Text passage
————————
For multi-node clusters: do this on one node first, then re-add the others as fresh members so they snapshot-install from the seeded node.

For a fresh cluster (zero state, just-bootstrapped), the encoder output can be placed directly under fsm-snap/ and the cluster opens to it as its initial state. This is the cleanest restore path.

The runbook for both is documented in docs/operations/snapshot_restore.md (separate PR after this design lands).

External tools

  • DynamoDB: aws dynamodb create-table --cli-input-json _schema.json and then aws dynamodb put-item --item @items/<pk>/<sk>.json per file.
  • S3: aws s3 sync --exclude '*.elastickv-meta.json' s3/<bucket>/ s3://target-bucket/, followed by a one-pass script that maps <obj>.elastickv-meta.json to --metadata / --content-type.
  • Redis: a 100-line shell script over find redis/db_0/strings -name '*.bin' -exec redis-cli -x SET …, with similar one-liners per type.
  • SQS: jq -c . messages.jsonl | xargs -n1 aws sqs send-message --message-body ….

These are intentionally one-liners. If they require a 500-line bespoke parser, the format has failed its goal.

Trade-offs

Benefits

  • Minimal surface area. Two CLI tools, one shared internal package, no proto changes, no FSM changes, no admin RPCs, no Raft involvement.
  • Works without a running cluster. A .fsm file pulled from S3 / tape / a sidecar disk is all the input the decoder needs.
  • Deterministic and offline-testable. A unit test feeds a synthetic snapshot and asserts the resulting directory tree.
————————
Provided records
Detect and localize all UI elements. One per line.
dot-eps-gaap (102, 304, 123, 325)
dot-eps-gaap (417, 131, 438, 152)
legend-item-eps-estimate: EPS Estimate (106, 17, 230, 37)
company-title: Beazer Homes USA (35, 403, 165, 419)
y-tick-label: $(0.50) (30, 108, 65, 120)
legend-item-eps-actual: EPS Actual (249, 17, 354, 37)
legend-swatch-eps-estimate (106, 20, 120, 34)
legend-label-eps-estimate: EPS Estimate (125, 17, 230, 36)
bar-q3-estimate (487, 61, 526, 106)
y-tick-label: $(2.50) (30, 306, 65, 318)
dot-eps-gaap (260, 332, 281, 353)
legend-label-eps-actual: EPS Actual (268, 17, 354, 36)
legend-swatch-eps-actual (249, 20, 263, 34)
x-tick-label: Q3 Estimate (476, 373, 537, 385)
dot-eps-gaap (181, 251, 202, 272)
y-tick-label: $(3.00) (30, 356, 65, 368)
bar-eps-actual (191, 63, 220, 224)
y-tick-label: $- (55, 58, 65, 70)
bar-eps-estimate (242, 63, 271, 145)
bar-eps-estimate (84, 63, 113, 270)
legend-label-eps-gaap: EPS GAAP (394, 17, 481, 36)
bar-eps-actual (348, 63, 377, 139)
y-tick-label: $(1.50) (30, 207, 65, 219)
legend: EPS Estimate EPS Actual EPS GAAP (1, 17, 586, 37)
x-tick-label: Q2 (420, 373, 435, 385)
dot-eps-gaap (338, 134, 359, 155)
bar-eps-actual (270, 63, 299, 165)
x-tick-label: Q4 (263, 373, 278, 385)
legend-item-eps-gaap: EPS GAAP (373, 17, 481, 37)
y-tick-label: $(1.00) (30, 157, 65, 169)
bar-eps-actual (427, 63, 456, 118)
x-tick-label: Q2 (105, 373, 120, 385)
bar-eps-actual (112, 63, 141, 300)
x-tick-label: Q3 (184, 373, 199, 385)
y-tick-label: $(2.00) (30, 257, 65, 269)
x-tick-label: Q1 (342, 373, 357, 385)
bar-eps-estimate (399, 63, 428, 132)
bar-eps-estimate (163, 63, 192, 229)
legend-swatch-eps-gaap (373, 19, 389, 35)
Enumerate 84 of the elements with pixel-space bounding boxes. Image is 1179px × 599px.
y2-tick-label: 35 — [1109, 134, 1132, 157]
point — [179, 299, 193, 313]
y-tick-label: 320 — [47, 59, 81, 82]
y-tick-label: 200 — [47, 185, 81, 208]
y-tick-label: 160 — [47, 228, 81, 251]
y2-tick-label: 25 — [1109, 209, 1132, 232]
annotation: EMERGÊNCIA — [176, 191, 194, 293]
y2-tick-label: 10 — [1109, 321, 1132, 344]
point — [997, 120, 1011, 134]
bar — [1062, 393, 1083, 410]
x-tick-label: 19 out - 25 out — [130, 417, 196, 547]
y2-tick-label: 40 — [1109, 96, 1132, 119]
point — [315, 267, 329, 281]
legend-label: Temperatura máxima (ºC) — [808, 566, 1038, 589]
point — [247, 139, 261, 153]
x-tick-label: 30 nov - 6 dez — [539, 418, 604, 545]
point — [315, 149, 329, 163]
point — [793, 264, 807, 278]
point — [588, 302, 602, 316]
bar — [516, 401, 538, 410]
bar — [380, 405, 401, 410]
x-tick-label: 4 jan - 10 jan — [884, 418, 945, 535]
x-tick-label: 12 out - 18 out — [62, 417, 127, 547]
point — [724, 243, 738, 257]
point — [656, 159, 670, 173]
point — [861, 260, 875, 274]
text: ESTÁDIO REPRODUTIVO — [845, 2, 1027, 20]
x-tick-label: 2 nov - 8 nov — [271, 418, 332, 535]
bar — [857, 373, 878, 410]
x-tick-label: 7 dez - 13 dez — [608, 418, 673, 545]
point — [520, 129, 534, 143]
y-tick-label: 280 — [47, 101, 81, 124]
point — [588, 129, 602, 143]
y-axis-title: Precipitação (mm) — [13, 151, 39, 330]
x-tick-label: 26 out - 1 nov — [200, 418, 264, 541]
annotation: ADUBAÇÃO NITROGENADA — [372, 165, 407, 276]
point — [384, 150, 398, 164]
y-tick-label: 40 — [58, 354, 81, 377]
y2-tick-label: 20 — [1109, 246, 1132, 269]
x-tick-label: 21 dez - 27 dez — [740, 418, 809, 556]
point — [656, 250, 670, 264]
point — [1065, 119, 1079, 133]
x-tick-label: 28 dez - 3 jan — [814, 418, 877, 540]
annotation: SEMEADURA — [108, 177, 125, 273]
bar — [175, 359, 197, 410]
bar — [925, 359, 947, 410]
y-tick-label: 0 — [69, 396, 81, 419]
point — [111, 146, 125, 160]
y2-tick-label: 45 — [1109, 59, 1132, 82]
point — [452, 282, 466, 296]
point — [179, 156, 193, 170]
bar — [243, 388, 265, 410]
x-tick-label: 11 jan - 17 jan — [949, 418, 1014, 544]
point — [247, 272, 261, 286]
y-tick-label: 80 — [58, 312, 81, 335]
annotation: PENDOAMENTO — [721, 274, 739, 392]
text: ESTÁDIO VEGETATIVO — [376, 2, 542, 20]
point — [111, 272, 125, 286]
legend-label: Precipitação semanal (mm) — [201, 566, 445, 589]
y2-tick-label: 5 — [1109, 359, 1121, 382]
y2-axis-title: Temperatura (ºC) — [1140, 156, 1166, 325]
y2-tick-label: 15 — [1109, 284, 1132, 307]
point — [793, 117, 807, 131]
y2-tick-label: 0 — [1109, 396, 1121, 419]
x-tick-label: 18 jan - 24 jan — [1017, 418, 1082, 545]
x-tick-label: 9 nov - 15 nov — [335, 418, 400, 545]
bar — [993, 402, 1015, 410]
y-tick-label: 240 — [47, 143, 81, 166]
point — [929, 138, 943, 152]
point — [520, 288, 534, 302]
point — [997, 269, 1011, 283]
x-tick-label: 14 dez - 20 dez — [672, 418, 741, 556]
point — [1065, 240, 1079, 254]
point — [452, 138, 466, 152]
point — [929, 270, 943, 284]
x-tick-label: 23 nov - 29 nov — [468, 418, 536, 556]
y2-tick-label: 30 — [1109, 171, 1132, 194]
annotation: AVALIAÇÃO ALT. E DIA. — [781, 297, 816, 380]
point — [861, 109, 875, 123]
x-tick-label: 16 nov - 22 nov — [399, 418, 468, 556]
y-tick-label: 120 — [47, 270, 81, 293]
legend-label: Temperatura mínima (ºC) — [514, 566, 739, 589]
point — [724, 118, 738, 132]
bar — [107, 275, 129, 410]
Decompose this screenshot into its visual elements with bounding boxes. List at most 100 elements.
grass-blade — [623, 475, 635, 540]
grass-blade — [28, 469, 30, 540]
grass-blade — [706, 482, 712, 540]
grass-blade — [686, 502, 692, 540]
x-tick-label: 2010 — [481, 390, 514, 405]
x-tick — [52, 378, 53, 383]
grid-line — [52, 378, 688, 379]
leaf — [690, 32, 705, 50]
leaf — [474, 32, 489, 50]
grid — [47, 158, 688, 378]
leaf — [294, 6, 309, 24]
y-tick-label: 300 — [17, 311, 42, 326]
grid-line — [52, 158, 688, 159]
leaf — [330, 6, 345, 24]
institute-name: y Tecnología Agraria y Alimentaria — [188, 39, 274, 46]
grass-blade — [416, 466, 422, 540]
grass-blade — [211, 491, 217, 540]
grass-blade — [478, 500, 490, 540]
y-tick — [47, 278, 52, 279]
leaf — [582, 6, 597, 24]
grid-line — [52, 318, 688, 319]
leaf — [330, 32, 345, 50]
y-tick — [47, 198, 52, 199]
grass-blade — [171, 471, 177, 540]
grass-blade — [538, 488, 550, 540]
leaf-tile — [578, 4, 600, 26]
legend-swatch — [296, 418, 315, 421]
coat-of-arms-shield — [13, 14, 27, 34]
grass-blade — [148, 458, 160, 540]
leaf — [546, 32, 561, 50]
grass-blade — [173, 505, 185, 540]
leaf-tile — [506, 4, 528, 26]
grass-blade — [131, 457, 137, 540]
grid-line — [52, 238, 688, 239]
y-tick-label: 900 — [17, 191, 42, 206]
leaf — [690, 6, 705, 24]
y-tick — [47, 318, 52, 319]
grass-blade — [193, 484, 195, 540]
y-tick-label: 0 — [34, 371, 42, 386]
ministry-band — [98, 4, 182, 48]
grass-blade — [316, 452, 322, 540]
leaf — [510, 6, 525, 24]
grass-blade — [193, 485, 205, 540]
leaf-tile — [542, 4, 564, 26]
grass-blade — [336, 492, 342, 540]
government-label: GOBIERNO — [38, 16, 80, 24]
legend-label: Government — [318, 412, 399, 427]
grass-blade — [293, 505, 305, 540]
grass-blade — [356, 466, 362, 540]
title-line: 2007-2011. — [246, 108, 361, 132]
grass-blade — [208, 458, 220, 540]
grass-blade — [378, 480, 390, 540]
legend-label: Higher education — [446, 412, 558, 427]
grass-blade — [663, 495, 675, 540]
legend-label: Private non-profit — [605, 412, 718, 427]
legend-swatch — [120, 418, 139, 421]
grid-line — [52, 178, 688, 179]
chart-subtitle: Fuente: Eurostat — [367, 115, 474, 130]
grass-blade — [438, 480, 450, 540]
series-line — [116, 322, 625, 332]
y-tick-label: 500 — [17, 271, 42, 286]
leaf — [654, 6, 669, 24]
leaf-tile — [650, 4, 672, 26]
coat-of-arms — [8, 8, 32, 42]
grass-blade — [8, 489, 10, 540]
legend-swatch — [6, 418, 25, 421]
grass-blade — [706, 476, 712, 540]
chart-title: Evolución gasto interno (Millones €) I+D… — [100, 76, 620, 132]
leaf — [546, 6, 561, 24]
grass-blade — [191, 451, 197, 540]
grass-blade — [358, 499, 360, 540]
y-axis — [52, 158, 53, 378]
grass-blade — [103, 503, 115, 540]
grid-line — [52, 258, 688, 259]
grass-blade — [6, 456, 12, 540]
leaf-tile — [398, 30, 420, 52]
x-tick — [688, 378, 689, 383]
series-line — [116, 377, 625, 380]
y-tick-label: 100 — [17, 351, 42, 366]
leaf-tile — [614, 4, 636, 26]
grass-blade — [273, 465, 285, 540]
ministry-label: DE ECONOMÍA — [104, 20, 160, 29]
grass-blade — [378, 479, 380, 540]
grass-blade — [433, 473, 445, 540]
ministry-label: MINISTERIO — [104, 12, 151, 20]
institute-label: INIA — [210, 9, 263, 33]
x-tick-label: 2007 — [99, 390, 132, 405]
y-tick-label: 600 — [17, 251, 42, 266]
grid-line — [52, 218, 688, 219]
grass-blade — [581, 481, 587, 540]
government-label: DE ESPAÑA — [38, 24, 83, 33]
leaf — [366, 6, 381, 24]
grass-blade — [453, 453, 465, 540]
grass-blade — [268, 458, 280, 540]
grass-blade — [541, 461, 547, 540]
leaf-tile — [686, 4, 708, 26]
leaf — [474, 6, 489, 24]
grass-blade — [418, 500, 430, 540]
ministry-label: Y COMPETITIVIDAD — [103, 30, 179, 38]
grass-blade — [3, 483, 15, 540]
————————
Work request 1
List the services that the snapshot restore text names under "External tools."
Work request 2
Return the part of the snapshot restore text that opens with the words containing "For multi-node clusters: do" and closes with "--metadata / --content-type.".
Work request 3
Answer these questions from the snapshot restore text:
(a) For a fresh cluster, where can the encoder output be placed directly?
(b) How many CLI tools does the design have, according to the benefits?
(c) What does a unit test feed in order to check the resulting directory tree?

Your solution 1
DynamoDB, S3, Redis, SQS

Your solution 2
For multi-node clusters: do this on one node first, then re-add the others as fresh members so they snapshot-install from the seeded node.

For a fresh cluster (zero state, just-bootstrapped), the encoder output can be placed directly under fsm-snap/ and the cluster opens to it as its initial state. This is the cleanest restore path.

The runbook for both is documented in docs/operations/snapshot_restore.md (separate PR after this design lands).

External tools

  • DynamoDB: aws dynamodb create-table --cli-input-json _schema.json and then aws dynamodb put-item --item @items/<pk>/<sk>.json per file.
  • S3: aws s3 sync --exclude '*.elastickv-meta.json' s3/<bucket>/ s3://target-bucket/, followed by a one-pass script that maps <obj>.elastickv-meta.json to --metadata / --content-type.

Your solution 3
(a) Under fsm-snap/
(b) Two
(c) A synthetic snapshot